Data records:
○ ○ ○ ○ ○
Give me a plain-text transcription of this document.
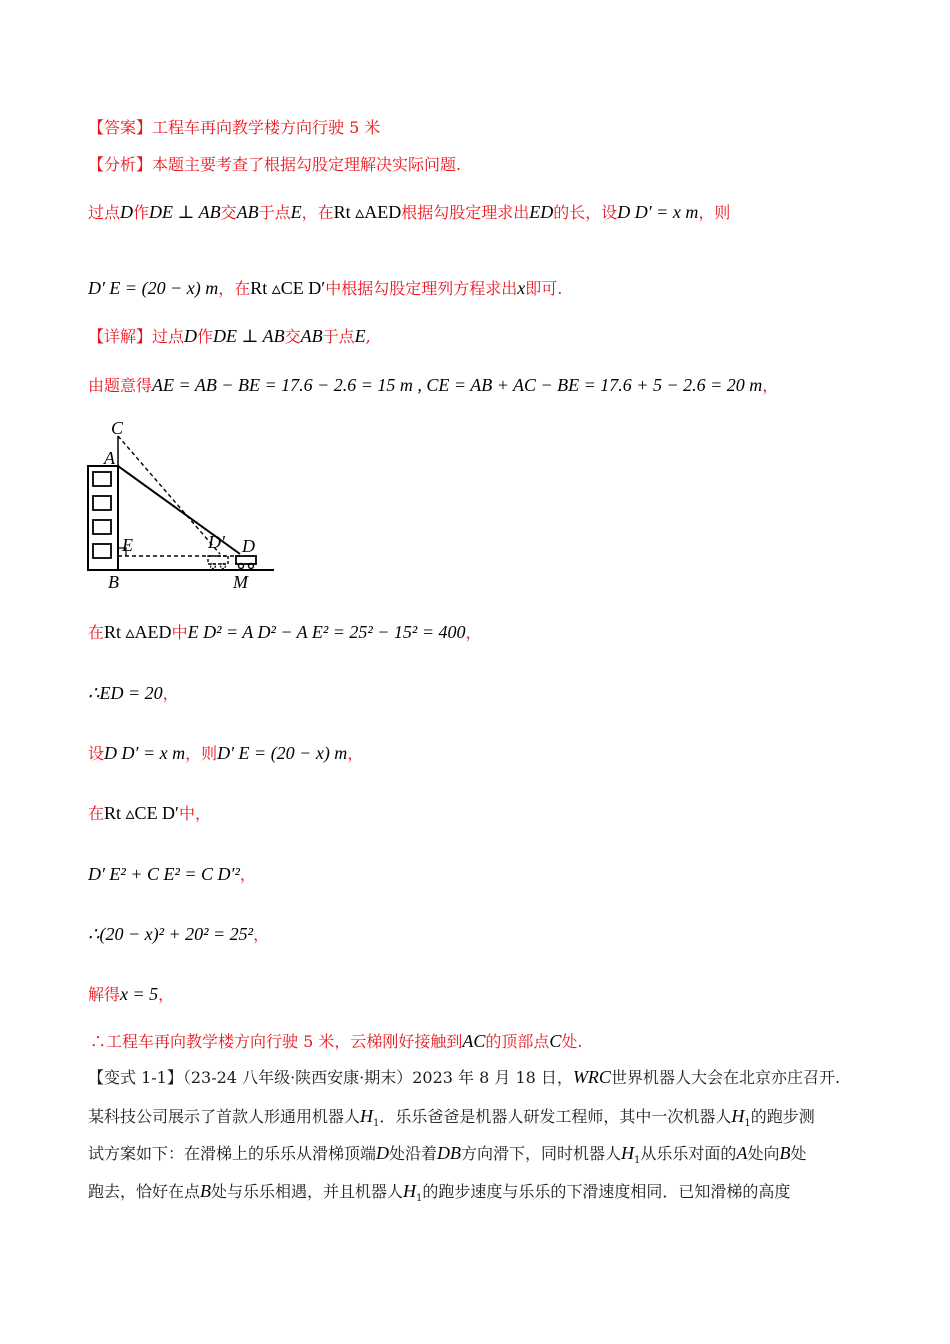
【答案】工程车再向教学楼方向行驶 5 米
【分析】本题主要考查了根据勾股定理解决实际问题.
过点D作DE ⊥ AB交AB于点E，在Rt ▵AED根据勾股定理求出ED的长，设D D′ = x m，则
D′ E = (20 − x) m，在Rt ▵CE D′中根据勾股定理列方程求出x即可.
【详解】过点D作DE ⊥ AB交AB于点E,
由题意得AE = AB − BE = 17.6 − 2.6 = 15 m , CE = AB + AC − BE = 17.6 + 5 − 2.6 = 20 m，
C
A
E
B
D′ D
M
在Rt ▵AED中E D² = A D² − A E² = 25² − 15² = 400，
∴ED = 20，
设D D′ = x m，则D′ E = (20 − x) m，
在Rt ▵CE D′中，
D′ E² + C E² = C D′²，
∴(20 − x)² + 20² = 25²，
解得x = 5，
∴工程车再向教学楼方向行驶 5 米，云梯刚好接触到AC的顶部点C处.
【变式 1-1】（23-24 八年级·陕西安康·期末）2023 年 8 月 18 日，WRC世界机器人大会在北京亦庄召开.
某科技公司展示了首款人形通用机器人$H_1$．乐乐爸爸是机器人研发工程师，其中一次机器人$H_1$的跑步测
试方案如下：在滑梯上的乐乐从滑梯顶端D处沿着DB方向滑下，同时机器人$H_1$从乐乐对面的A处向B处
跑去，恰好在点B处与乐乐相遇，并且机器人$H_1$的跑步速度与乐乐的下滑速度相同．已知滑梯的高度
○ ○ ○ ○ ○
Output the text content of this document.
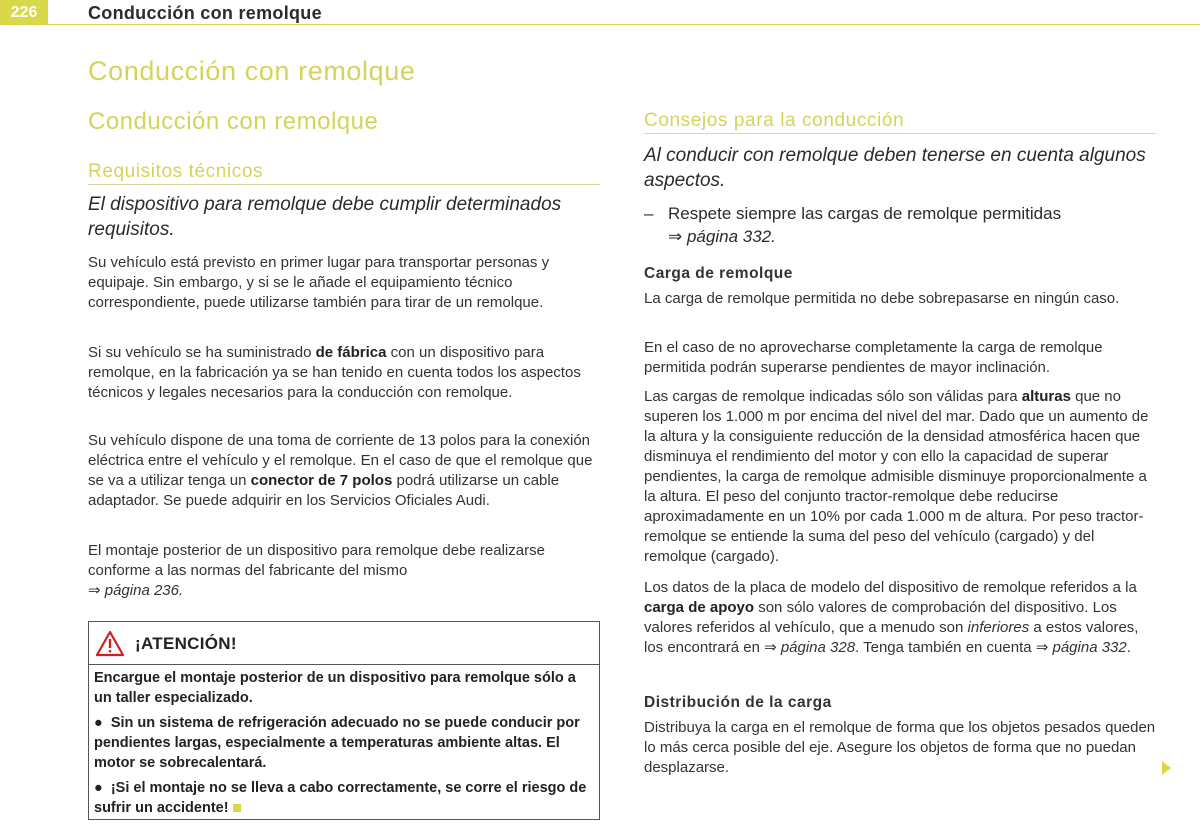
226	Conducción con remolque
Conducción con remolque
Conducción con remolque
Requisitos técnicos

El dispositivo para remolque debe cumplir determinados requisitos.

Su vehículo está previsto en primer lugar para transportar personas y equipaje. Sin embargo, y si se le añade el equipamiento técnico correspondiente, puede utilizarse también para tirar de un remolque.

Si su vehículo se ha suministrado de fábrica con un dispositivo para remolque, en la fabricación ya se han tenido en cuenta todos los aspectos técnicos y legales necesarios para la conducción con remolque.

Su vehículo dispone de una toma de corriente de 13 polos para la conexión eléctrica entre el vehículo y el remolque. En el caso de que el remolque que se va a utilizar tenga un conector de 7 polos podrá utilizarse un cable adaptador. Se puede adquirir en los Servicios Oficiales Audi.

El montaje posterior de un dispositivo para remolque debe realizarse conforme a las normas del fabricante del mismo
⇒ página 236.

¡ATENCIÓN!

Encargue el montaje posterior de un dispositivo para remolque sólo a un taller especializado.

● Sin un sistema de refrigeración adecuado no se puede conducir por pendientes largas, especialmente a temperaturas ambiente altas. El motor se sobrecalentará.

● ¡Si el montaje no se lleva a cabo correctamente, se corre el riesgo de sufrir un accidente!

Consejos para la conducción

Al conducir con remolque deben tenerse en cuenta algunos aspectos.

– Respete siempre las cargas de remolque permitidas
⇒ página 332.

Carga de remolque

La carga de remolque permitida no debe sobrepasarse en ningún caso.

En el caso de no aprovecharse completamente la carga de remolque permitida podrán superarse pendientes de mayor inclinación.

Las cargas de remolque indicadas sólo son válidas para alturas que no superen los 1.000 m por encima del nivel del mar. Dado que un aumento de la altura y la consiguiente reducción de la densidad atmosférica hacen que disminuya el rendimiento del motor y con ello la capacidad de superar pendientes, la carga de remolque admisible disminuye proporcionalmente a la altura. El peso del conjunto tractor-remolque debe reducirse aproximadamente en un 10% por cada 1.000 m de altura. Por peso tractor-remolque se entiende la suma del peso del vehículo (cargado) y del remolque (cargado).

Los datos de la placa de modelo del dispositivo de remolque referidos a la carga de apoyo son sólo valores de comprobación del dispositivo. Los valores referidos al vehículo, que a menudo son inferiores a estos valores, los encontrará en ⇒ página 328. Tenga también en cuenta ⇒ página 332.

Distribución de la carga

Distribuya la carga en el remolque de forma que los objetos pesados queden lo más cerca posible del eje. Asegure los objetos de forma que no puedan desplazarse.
○ ○ ○ ○ ○
◆ Aim
Work through the records above line by line and count those that hold the string "técnicos". Give only the result.

◆ Task result
2